-- START --
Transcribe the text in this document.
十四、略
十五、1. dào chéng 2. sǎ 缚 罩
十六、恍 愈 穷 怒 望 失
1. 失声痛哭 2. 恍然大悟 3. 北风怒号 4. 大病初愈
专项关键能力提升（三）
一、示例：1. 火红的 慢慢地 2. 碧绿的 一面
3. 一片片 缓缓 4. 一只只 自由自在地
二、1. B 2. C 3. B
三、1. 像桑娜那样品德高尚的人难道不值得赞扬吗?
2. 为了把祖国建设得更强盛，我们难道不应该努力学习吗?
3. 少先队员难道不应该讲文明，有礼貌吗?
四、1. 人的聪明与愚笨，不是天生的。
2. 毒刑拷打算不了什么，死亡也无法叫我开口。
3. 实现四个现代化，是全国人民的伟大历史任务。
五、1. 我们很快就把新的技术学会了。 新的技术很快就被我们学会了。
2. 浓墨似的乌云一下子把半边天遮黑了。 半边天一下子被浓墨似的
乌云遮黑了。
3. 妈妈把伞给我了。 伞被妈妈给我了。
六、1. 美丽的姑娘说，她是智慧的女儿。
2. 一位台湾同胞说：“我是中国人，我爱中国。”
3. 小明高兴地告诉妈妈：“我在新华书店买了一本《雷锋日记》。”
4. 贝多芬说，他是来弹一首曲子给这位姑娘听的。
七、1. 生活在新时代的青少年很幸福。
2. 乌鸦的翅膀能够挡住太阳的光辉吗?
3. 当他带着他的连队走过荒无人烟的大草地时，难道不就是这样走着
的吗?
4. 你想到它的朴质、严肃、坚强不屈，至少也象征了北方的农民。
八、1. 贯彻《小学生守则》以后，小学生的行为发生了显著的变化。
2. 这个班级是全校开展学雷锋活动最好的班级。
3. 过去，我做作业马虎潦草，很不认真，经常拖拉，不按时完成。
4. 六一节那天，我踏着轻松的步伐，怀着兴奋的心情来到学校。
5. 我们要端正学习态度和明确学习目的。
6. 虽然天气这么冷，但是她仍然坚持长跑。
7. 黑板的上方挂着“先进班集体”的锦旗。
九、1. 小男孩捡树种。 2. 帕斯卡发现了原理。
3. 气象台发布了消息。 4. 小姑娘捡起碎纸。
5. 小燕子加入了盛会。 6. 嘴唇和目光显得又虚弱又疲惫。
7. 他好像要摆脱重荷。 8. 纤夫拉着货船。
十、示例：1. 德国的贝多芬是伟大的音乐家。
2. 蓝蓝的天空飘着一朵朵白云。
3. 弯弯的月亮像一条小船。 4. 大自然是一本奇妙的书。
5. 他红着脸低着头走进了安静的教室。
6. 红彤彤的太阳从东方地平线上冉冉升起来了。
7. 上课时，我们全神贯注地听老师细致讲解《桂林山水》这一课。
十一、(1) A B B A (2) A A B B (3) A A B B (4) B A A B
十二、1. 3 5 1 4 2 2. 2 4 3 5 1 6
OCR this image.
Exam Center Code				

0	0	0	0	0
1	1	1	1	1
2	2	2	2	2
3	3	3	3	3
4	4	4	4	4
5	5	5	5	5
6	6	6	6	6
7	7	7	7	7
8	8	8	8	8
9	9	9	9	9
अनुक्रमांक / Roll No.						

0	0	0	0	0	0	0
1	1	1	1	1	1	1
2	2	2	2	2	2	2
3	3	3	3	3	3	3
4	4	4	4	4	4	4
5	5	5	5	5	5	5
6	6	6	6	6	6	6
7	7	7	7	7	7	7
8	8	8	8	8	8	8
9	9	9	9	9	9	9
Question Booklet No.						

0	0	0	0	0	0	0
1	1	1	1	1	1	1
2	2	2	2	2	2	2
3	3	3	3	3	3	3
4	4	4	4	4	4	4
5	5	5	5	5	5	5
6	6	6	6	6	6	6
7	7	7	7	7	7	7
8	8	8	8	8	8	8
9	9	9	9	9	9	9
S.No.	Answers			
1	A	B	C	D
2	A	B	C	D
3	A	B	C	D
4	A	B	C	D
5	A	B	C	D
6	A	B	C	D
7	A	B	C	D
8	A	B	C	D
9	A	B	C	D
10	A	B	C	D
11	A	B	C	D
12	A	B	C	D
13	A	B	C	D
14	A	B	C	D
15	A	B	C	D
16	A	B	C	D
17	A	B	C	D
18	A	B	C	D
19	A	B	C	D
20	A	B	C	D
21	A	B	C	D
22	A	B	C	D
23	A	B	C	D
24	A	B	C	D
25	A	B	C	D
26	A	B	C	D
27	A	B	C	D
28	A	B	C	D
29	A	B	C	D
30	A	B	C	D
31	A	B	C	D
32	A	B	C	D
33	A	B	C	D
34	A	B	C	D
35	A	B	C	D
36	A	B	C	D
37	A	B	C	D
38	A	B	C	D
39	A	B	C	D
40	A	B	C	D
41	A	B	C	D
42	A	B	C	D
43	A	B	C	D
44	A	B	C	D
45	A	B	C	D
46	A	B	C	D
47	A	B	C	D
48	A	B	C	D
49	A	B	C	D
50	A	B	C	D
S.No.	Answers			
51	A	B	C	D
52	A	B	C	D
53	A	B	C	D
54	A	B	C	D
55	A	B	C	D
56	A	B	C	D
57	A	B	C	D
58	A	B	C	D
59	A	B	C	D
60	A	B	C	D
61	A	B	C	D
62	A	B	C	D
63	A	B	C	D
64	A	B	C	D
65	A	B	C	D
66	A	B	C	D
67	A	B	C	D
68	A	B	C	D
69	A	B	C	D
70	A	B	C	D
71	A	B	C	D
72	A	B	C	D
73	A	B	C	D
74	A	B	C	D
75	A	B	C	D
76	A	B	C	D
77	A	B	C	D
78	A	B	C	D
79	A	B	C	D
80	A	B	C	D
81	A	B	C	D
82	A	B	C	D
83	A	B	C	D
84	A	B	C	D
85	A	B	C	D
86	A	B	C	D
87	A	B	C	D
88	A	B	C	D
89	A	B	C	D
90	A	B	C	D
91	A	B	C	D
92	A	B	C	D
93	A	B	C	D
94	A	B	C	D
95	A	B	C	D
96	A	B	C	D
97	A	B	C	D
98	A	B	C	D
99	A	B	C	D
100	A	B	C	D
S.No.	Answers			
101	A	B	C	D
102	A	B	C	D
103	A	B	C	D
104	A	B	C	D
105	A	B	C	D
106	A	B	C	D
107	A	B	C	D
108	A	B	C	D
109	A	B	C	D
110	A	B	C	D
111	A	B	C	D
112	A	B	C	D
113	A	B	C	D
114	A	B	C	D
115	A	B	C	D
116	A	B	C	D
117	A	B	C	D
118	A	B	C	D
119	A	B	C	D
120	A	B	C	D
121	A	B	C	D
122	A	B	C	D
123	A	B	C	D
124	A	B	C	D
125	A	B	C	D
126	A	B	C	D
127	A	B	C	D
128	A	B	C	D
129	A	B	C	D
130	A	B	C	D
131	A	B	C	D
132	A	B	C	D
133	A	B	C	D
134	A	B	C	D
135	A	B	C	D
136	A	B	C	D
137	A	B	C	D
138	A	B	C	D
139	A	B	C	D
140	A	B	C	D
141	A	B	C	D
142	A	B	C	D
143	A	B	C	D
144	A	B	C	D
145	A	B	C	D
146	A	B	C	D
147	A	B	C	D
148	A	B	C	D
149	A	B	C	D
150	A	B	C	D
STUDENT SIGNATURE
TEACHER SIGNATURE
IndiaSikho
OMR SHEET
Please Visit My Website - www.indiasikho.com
-- END --
▶ _GIVEN TASK_:
Quote each line of the listing above exactly.

▶ _WRITTEN RESPONSE_:
Transcribe the text in this document.
十四、略
十五、1. dào chéng 2. sǎ 缚 罩
十六、恍 愈 穷 怒 望 失
1. 失声痛哭 2. 恍然大悟 3. 北风怒号 4. 大病初愈
专项关键能力提升（三）
一、示例：1. 火红的 慢慢地 2. 碧绿的 一面
3. 一片片 缓缓 4. 一只只 自由自在地
二、1. B 2. C 3. B
三、1. 像桑娜那样品德高尚的人难道不值得赞扬吗?
2. 为了把祖国建设得更强盛，我们难道不应该努力学习吗?
3. 少先队员难道不应该讲文明，有礼貌吗?
四、1. 人的聪明与愚笨，不是天生的。
2. 毒刑拷打算不了什么，死亡也无法叫我开口。
3. 实现四个现代化，是全国人民的伟大历史任务。
五、1. 我们很快就把新的技术学会了。 新的技术很快就被我们学会了。
2. 浓墨似的乌云一下子把半边天遮黑了。 半边天一下子被浓墨似的
乌云遮黑了。
3. 妈妈把伞给我了。 伞被妈妈给我了。
六、1. 美丽的姑娘说，她是智慧的女儿。
2. 一位台湾同胞说：“我是中国人，我爱中国。”
3. 小明高兴地告诉妈妈：“我在新华书店买了一本《雷锋日记》。”
4. 贝多芬说，他是来弹一首曲子给这位姑娘听的。
七、1. 生活在新时代的青少年很幸福。
2. 乌鸦的翅膀能够挡住太阳的光辉吗?
3. 当他带着他的连队走过荒无人烟的大草地时，难道不就是这样走着
的吗?
4. 你想到它的朴质、严肃、坚强不屈，至少也象征了北方的农民。
八、1. 贯彻《小学生守则》以后，小学生的行为发生了显著的变化。
2. 这个班级是全校开展学雷锋活动最好的班级。
3. 过去，我做作业马虎潦草，很不认真，经常拖拉，不按时完成。
4. 六一节那天，我踏着轻松的步伐，怀着兴奋的心情来到学校。
5. 我们要端正学习态度和明确学习目的。
6. 虽然天气这么冷，但是她仍然坚持长跑。
7. 黑板的上方挂着“先进班集体”的锦旗。
九、1. 小男孩捡树种。 2. 帕斯卡发现了原理。
3. 气象台发布了消息。 4. 小姑娘捡起碎纸。
5. 小燕子加入了盛会。 6. 嘴唇和目光显得又虚弱又疲惫。
7. 他好像要摆脱重荷。 8. 纤夫拉着货船。
十、示例：1. 德国的贝多芬是伟大的音乐家。
2. 蓝蓝的天空飘着一朵朵白云。
3. 弯弯的月亮像一条小船。 4. 大自然是一本奇妙的书。
5. 他红着脸低着头走进了安静的教室。
6. 红彤彤的太阳从东方地平线上冉冉升起来了。
7. 上课时，我们全神贯注地听老师细致讲解《桂林山水》这一课。
十一、(1) A B B A (2) A A B B (3) A A B B (4) B A A B
十二、1. 3 5 1 4 2 2. 2 4 3 5 1 6
OCR this image.
Exam Center Code				

0	0	0	0	0
1	1	1	1	1
2	2	2	2	2
3	3	3	3	3
4	4	4	4	4
5	5	5	5	5
6	6	6	6	6
7	7	7	7	7
8	8	8	8	8
9	9	9	9	9
अनुक्रमांक / Roll No.						

0	0	0	0	0	0	0
1	1	1	1	1	1	1
2	2	2	2	2	2	2
3	3	3	3	3	3	3
4	4	4	4	4	4	4
5	5	5	5	5	5	5
6	6	6	6	6	6	6
7	7	7	7	7	7	7
8	8	8	8	8	8	8
9	9	9	9	9	9	9
Question Booklet No.						

0	0	0	0	0	0	0
1	1	1	1	1	1	1
2	2	2	2	2	2	2
3	3	3	3	3	3	3
4	4	4	4	4	4	4
5	5	5	5	5	5	5
6	6	6	6	6	6	6
7	7	7	7	7	7	7
8	8	8	8	8	8	8
9	9	9	9	9	9	9
S.No.	Answers			
1	A	B	C	D
2	A	B	C	D
3	A	B	C	D
4	A	B	C	D
5	A	B	C	D
6	A	B	C	D
7	A	B	C	D
8	A	B	C	D
9	A	B	C	D
10	A	B	C	D
11	A	B	C	D
12	A	B	C	D
13	A	B	C	D
14	A	B	C	D
15	A	B	C	D
16	A	B	C	D
17	A	B	C	D
18	A	B	C	D
19	A	B	C	D
20	A	B	C	D
21	A	B	C	D
22	A	B	C	D
23	A	B	C	D
24	A	B	C	D
25	A	B	C	D
26	A	B	C	D
27	A	B	C	D
28	A	B	C	D
29	A	B	C	D
30	A	B	C	D
31	A	B	C	D
32	A	B	C	D
33	A	B	C	D
34	A	B	C	D
35	A	B	C	D
36	A	B	C	D
37	A	B	C	D
38	A	B	C	D
39	A	B	C	D
40	A	B	C	D
41	A	B	C	D
42	A	B	C	D
43	A	B	C	D
44	A	B	C	D
45	A	B	C	D
46	A	B	C	D
47	A	B	C	D
48	A	B	C	D
49	A	B	C	D
50	A	B	C	D
S.No.	Answers			
51	A	B	C	D
52	A	B	C	D
53	A	B	C	D
54	A	B	C	D
55	A	B	C	D
56	A	B	C	D
57	A	B	C	D
58	A	B	C	D
59	A	B	C	D
60	A	B	C	D
61	A	B	C	D
62	A	B	C	D
63	A	B	C	D
64	A	B	C	D
65	A	B	C	D
66	A	B	C	D
67	A	B	C	D
68	A	B	C	D
69	A	B	C	D
70	A	B	C	D
71	A	B	C	D
72	A	B	C	D
73	A	B	C	D
74	A	B	C	D
75	A	B	C	D
76	A	B	C	D
77	A	B	C	D
78	A	B	C	D
79	A	B	C	D
80	A	B	C	D
81	A	B	C	D
82	A	B	C	D
83	A	B	C	D
84	A	B	C	D
85	A	B	C	D
86	A	B	C	D
87	A	B	C	D
88	A	B	C	D
89	A	B	C	D
90	A	B	C	D
91	A	B	C	D
92	A	B	C	D
93	A	B	C	D
94	A	B	C	D
95	A	B	C	D
96	A	B	C	D
97	A	B	C	D
98	A	B	C	D
99	A	B	C	D
100	A	B	C	D
S.No.	Answers			
101	A	B	C	D
102	A	B	C	D
103	A	B	C	D
104	A	B	C	D
105	A	B	C	D
106	A	B	C	D
107	A	B	C	D
108	A	B	C	D
109	A	B	C	D
110	A	B	C	D
111	A	B	C	D
112	A	B	C	D
113	A	B	C	D
114	A	B	C	D
115	A	B	C	D
116	A	B	C	D
117	A	B	C	D
118	A	B	C	D
119	A	B	C	D
120	A	B	C	D
121	A	B	C	D
122	A	B	C	D
123	A	B	C	D
124	A	B	C	D
125	A	B	C	D
126	A	B	C	D
127	A	B	C	D
128	A	B	C	D
129	A	B	C	D
130	A	B	C	D
131	A	B	C	D
132	A	B	C	D
133	A	B	C	D
134	A	B	C	D
135	A	B	C	D
136	A	B	C	D
137	A	B	C	D
138	A	B	C	D
139	A	B	C	D
140	A	B	C	D
141	A	B	C	D
142	A	B	C	D
143	A	B	C	D
144	A	B	C	D
145	A	B	C	D
146	A	B	C	D
147	A	B	C	D
148	A	B	C	D
149	A	B	C	D
150	A	B	C	D
STUDENT SIGNATURE
TEACHER SIGNATURE
IndiaSikho
OMR SHEET
Please Visit My Website - www.indiasikho.com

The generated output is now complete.